"Leurs enfants après eux" - Nicolas Mathieu
"Chez eux, on était licencié, divorcé, cocu ou cancéreux. On était normal en somme, et tout ce qui existait en dehors passait pour relativement inadmissible."
Comme dans "Aux animaux la guerre", Nicolas Mathieu nous emmène avec son deuxième roman au cœur des territoires silencieux et délaissés que constituent ces coins de province où la vie s'écoule sans perspectives…
La fermeture des hauts-fourneaux de Metalor a fait d’Heillange une région sinistrée. Pendant un siècle, ils ont drainé les existences, les êtres, les heures. Les enfants ont été baignés des histoires de solidarité ouvrière, de fraternité populaire, de vies rythmées par l’usine. Les saignées laissées dans la ville par les installations désormais inutilisées ravivent les mémoires, et la nostalgie d’un temps qu’avec le recul, on considèrerait presque comme prospère.
Mais l’industrie, c’est fini. Place à l’ère du tertiaire, à la société du loisir, de l’ultra-consommation, et de la joie ostentatoire. Un projet de construction de parc d’attraction devrait redonner de l’élan à Heillange, dont on a d’ailleurs déjà repeint les façades du centre-ville en couleurs, ça fait un peu carton-pâte, mais c’est quand même plus gai que le gris.
En attendant ce chimérique renouveau, il faut composer avec le marasme et la précarité qu’a instauré le déclin économique. C’est dans le quotidien des perdants que nous installe Nicolas Mathieu, de ceux qui se débattent à la lisière de la pauvreté, subissent le travail précaire ou l’absence de travail, et constituent ce qu’on appelle les "classes modestes".
Il dépeint la médiocrité étriquée, uniforme, l’appréhension du milieu de mois, sans parler d’en boucler la fin. Le quotidien enfermé dans des habitudes dont on ne déroge pas, les horaires de repas immuables, la manière de tout compter, tout couper en morceaux, les journées aussi bien que les parts de tartes. Même les idées sont comme paramétrées, elles s’apparentent d’ailleurs davantage à des principes, qui permettent de se scandaliser à l’unisson, de s’indigner sur commande, de se rejoindre sur la haine des arabes, ou le mépris de l’encore plus déclassé, l’appartenance à une certaine "normalité" et l’assurance qu’on n’est pas les plus indigents, les plus incultes, les plus assistés, permettant de conserver une once de dignité, d’estime de soi.
Il exprime la violence de ces vies poussives, difficiles, plombées par les grossesses multiples, le chômage, l’alcoolisme, la dépression. Le manque d’ambition inhérent au déterminisme social, qui vous condamne à croupir dans cette médiocrité qui en devient un héritage.
C’est par l’angle de la jeunesse que l’auteur aborde cet univers de morne désespoir. Au fil de quatre étés pairs, de 1992 à 1998, il se focalise sur deux adolescents dont les routes se croisent, s’affrontent.

§ Vos tâches:
1. Répondez à ces questions d'après la critique du roman :
(a) Quelle fermeture a fait d'Heillange une région sinistrée ?
(b) Quel projet devrait redonner de l'élan à Heillange ?
(c) Combien d'étés le roman couvre-t-il, et entre quelles années ?
2. Résumez la critique du roman en deux phrases.
Le matériel n'intervient pas dans ce travail.

Relevés des éléments de mise en page encadrés:
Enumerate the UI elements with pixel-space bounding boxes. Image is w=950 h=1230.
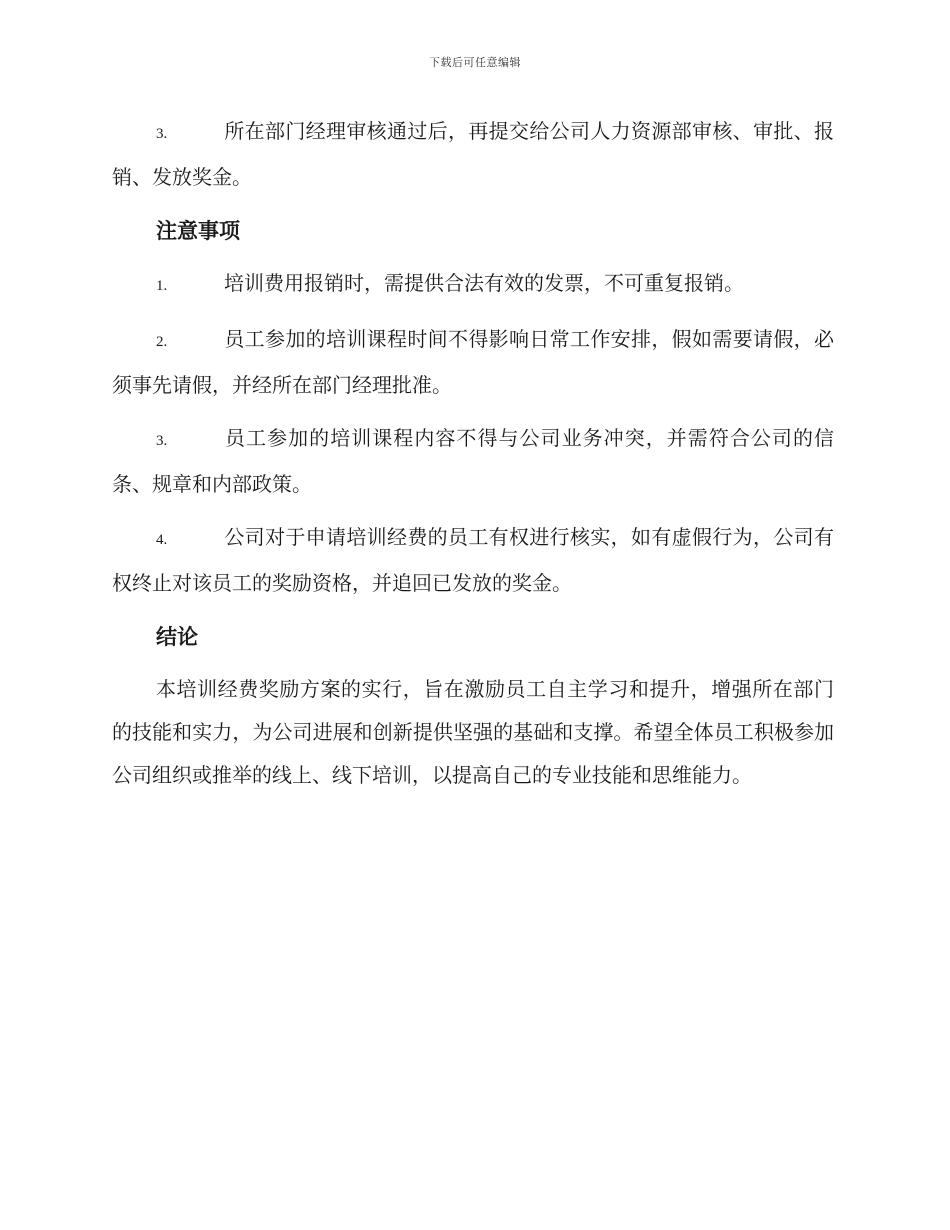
list-number: 1.	[156, 278, 168, 294]
document-body	[112, 110, 834, 797]
list-number: 4.	[156, 532, 168, 548]
list-text: 培训费用报销时，需提供合法有效的发票，不可重复报销。	[224, 271, 744, 295]
conclusion-paragraph: 本培训经费奖励方案的实行，旨在激励员工自主学习和提升，增强所在部门的技能和实力，为公司进展和创新提供坚强的基础和支撑。希望全体员工积极参加公司组织或推举的线上、线下培训，以提高自己的专业技能和思维能力。	[112, 677, 834, 787]
notes-item-1	[112, 262, 834, 308]
process-step-3	[112, 110, 834, 199]
conclusion-heading: 结论	[156, 624, 198, 649]
notes-item-3	[112, 417, 834, 506]
notes-heading: 注意事项	[156, 218, 240, 243]
list-number: 3.	[156, 433, 168, 449]
header-note: 下载后可任意编辑	[429, 56, 521, 69]
list-text: 所在部门经理审核通过后，再提交给公司人力资源部审核、审批、报销、发放奖金。	[112, 119, 834, 189]
list-text: 员工参加的培训课程时间不得影响日常工作安排，假如需要请假，必须事先请假，并经所在部门经理批准。	[112, 327, 834, 397]
list-number: 3.	[156, 126, 168, 142]
list-number: 2.	[156, 334, 168, 350]
notes-item-2	[112, 318, 834, 407]
list-text: 公司对于申请培训经费的员工有权进行核实，如有虚假行为，公司有权终止对该员工的奖励资格，并追回已发放的奖金。	[112, 525, 834, 595]
notes-item-4	[112, 516, 834, 605]
list-text: 员工参加的培训课程内容不得与公司业务冲突，并需符合公司的信条、规章和内部政策。	[112, 426, 834, 496]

§ Réponses par tâche:
1.
(a) La fermeture des hauts-fourneaux de Metalor.
(b) Un projet de construction de parc d'attraction.
(c) Quatre étés pairs, de 1992 à 1998.

2. Dans « Leurs enfants après eux », son deuxième roman, Nicolas Mathieu décrit Heillange, une région sinistrée par la fermeture des hauts-fourneaux de Metalor, où les classes modestes vivent dans la précarité et la médiocrité. L'auteur aborde cet univers par l'angle de la jeunesse et suit deux adolescents au fil de quatre étés pairs, de 1992 à 1998.